=== WHAT YOU HAVE TO DO ===
Select from the data all lines with the word "围绕一个中心".

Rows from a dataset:
* * * * * * *

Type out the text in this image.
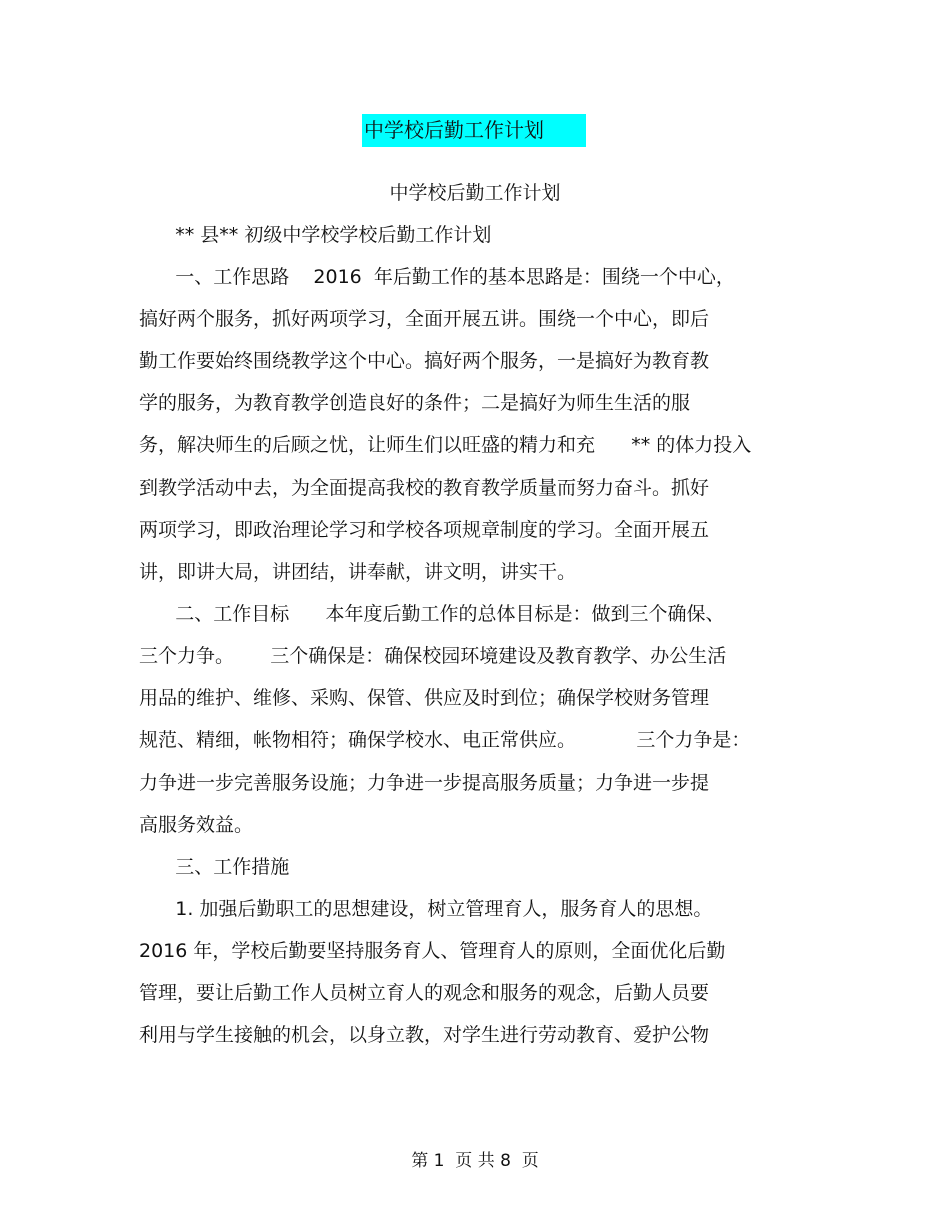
中学校后勤工作计划
中学校后勤工作计划
** 县** 初级中学校学校后勤工作计划
一、工作思路    2016  年后勤工作的基本思路是：围绕一个中心，
搞好两个服务，抓好两项学习，全面开展五讲。围绕一个中心，即后
勤工作要始终围绕教学这个中心。搞好两个服务，一是搞好为教育教
学的服务，为教育教学创造良好的条件；二是搞好为师生生活的服
务，解决师生的后顾之忧，让师生们以旺盛的精力和充      ** 的体力投入
到教学活动中去，为全面提高我校的教育教学质量而努力奋斗。抓好
两项学习，即政治理论学习和学校各项规章制度的学习。全面开展五
讲，即讲大局，讲团结，讲奉献，讲文明，讲实干。
二、工作目标      本年度后勤工作的总体目标是：做到三个确保、
三个力争。      三个确保是：确保校园环境建设及教育教学、办公生活
用品的维护、维修、采购、保管、供应及时到位；确保学校财务管理
规范、精细，帐物相符；确保学校水、电正常供应。          三个力争是：
力争进一步完善服务设施；力争进一步提高服务质量；力争进一步提
高服务效益。
三、工作措施
1. 加强后勤职工的思想建设，树立管理育人，服务育人的思想。
2016 年，学校后勤要坚持服务育人、管理育人的原则，全面优化后勤
管理，要让后勤工作人员树立育人的观念和服务的观念，后勤人员要
利用与学生接触的机会，以身立教，对学生进行劳动教育、爱护公物
第 1  页 共 8  页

* * * * * * *

=== FINISHED EXERCISE ===
一、工作思路    2016  年后勤工作的基本思路是：围绕一个中心，
搞好两个服务，抓好两项学习，全面开展五讲。围绕一个中心，即后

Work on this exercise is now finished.